**Records for the task**

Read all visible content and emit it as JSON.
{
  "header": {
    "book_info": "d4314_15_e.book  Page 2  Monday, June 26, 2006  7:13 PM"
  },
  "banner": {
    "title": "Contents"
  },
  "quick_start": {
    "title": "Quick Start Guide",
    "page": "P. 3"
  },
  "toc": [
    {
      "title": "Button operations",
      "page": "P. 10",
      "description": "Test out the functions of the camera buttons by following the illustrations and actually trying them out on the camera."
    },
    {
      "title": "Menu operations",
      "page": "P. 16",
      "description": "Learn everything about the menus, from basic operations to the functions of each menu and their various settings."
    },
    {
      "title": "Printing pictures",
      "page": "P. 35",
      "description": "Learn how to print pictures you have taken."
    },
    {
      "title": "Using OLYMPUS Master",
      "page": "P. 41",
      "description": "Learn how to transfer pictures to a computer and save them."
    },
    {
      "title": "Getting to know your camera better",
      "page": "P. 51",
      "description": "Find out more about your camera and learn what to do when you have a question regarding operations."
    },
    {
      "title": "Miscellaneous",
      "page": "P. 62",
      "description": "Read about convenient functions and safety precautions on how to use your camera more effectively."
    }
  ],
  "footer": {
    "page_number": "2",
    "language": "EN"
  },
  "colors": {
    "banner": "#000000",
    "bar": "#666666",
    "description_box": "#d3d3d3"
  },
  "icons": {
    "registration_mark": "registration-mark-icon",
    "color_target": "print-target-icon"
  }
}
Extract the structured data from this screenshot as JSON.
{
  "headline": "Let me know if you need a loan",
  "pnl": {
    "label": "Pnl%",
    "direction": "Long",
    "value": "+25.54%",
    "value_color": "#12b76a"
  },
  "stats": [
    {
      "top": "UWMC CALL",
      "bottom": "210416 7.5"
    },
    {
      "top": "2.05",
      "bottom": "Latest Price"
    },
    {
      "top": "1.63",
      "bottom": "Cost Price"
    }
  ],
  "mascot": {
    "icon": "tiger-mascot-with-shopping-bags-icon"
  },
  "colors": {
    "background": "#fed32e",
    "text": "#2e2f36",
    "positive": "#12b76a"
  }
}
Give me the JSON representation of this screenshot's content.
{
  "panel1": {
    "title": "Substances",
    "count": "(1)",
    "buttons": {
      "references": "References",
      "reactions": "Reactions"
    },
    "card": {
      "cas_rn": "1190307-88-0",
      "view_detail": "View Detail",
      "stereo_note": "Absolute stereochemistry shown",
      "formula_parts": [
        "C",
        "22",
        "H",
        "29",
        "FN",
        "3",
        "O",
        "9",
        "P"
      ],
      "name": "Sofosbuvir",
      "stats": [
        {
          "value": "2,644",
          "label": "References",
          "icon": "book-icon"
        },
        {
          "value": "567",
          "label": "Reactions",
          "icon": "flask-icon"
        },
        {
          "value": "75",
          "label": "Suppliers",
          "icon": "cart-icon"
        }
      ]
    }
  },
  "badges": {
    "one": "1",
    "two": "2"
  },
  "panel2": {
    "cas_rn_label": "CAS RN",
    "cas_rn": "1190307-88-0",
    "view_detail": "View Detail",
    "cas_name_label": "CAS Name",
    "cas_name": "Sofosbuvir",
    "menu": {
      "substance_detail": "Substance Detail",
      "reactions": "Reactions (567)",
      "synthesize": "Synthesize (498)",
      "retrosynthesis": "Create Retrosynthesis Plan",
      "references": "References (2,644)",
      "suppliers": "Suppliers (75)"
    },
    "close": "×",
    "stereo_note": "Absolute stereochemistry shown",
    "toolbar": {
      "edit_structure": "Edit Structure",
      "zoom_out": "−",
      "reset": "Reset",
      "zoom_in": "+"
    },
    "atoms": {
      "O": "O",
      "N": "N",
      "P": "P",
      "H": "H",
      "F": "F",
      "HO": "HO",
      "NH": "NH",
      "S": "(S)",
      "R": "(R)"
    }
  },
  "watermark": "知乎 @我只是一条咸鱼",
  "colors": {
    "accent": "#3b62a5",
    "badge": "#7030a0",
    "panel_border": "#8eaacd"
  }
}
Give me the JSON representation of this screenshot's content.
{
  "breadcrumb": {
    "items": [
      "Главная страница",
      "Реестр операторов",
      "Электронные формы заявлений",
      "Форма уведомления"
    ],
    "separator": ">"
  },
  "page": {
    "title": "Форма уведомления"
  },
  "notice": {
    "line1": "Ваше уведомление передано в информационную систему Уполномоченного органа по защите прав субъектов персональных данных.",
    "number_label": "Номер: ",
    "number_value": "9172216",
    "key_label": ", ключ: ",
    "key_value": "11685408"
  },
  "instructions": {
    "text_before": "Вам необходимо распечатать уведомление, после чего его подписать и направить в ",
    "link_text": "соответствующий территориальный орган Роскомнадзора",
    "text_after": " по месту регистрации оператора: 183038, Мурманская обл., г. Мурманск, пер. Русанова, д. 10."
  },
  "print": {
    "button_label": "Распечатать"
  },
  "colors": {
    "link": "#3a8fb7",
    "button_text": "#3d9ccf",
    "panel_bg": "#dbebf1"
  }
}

**The problem**
Extract each entry in full and write it down exactly.

**Task answer**
Read all visible content and emit it as JSON.
{
  "header": {
    "book_info": "d4314_15_e.book  Page 2  Monday, June 26, 2006  7:13 PM"
  },
  "banner": {
    "title": "Contents"
  },
  "quick_start": {
    "title": "Quick Start Guide",
    "page": "P. 3"
  },
  "toc": [
    {
      "title": "Button operations",
      "page": "P. 10",
      "description": "Test out the functions of the camera buttons by following the illustrations and actually trying them out on the camera."
    },
    {
      "title": "Menu operations",
      "page": "P. 16",
      "description": "Learn everything about the menus, from basic operations to the functions of each menu and their various settings."
    },
    {
      "title": "Printing pictures",
      "page": "P. 35",
      "description": "Learn how to print pictures you have taken."
    },
    {
      "title": "Using OLYMPUS Master",
      "page": "P. 41",
      "description": "Learn how to transfer pictures to a computer and save them."
    },
    {
      "title": "Getting to know your camera better",
      "page": "P. 51",
      "description": "Find out more about your camera and learn what to do when you have a question regarding operations."
    },
    {
      "title": "Miscellaneous",
      "page": "P. 62",
      "description": "Read about convenient functions and safety precautions on how to use your camera more effectively."
    }
  ],
  "footer": {
    "page_number": "2",
    "language": "EN"
  },
  "colors": {
    "banner": "#000000",
    "bar": "#666666",
    "description_box": "#d3d3d3"
  },
  "icons": {
    "registration_mark": "registration-mark-icon",
    "color_target": "print-target-icon"
  }
}
Extract the structured data from this screenshot as JSON.
{
  "headline": "Let me know if you need a loan",
  "pnl": {
    "label": "Pnl%",
    "direction": "Long",
    "value": "+25.54%",
    "value_color": "#12b76a"
  },
  "stats": [
    {
      "top": "UWMC CALL",
      "bottom": "210416 7.5"
    },
    {
      "top": "2.05",
      "bottom": "Latest Price"
    },
    {
      "top": "1.63",
      "bottom": "Cost Price"
    }
  ],
  "mascot": {
    "icon": "tiger-mascot-with-shopping-bags-icon"
  },
  "colors": {
    "background": "#fed32e",
    "text": "#2e2f36",
    "positive": "#12b76a"
  }
}
Give me the JSON representation of this screenshot's content.
{
  "panel1": {
    "title": "Substances",
    "count": "(1)",
    "buttons": {
      "references": "References",
      "reactions": "Reactions"
    },
    "card": {
      "cas_rn": "1190307-88-0",
      "view_detail": "View Detail",
      "stereo_note": "Absolute stereochemistry shown",
      "formula_parts": [
        "C",
        "22",
        "H",
        "29",
        "FN",
        "3",
        "O",
        "9",
        "P"
      ],
      "name": "Sofosbuvir",
      "stats": [
        {
          "value": "2,644",
          "label": "References",
          "icon": "book-icon"
        },
        {
          "value": "567",
          "label": "Reactions",
          "icon": "flask-icon"
        },
        {
          "value": "75",
          "label": "Suppliers",
          "icon": "cart-icon"
        }
      ]
    }
  },
  "badges": {
    "one": "1",
    "two": "2"
  },
  "panel2": {
    "cas_rn_label": "CAS RN",
    "cas_rn": "1190307-88-0",
    "view_detail": "View Detail",
    "cas_name_label": "CAS Name",
    "cas_name": "Sofosbuvir",
    "menu": {
      "substance_detail": "Substance Detail",
      "reactions": "Reactions (567)",
      "synthesize": "Synthesize (498)",
      "retrosynthesis": "Create Retrosynthesis Plan",
      "references": "References (2,644)",
      "suppliers": "Suppliers (75)"
    },
    "close": "×",
    "stereo_note": "Absolute stereochemistry shown",
    "toolbar": {
      "edit_structure": "Edit Structure",
      "zoom_out": "−",
      "reset": "Reset",
      "zoom_in": "+"
    },
    "atoms": {
      "O": "O",
      "N": "N",
      "P": "P",
      "H": "H",
      "F": "F",
      "HO": "HO",
      "NH": "NH",
      "S": "(S)",
      "R": "(R)"
    }
  },
  "watermark": "知乎 @我只是一条咸鱼",
  "colors": {
    "accent": "#3b62a5",
    "badge": "#7030a0",
    "panel_border": "#8eaacd"
  }
}
Give me the JSON representation of this screenshot's content.
{
  "breadcrumb": {
    "items": [
      "Главная страница",
      "Реестр операторов",
      "Электронные формы заявлений",
      "Форма уведомления"
    ],
    "separator": ">"
  },
  "page": {
    "title": "Форма уведомления"
  },
  "notice": {
    "line1": "Ваше уведомление передано в информационную систему Уполномоченного органа по защите прав субъектов персональных данных.",
    "number_label": "Номер: ",
    "number_value": "9172216",
    "key_label": ", ключ: ",
    "key_value": "11685408"
  },
  "instructions": {
    "text_before": "Вам необходимо распечатать уведомление, после чего его подписать и направить в ",
    "link_text": "соответствующий территориальный орган Роскомнадзора",
    "text_after": " по месту регистрации оператора: 183038, Мурманская обл., г. Мурманск, пер. Русанова, д. 10."
  },
  "print": {
    "button_label": "Распечатать"
  },
  "colors": {
    "link": "#3a8fb7",
    "button_text": "#3d9ccf",
    "panel_bg": "#dbebf1"
  }
}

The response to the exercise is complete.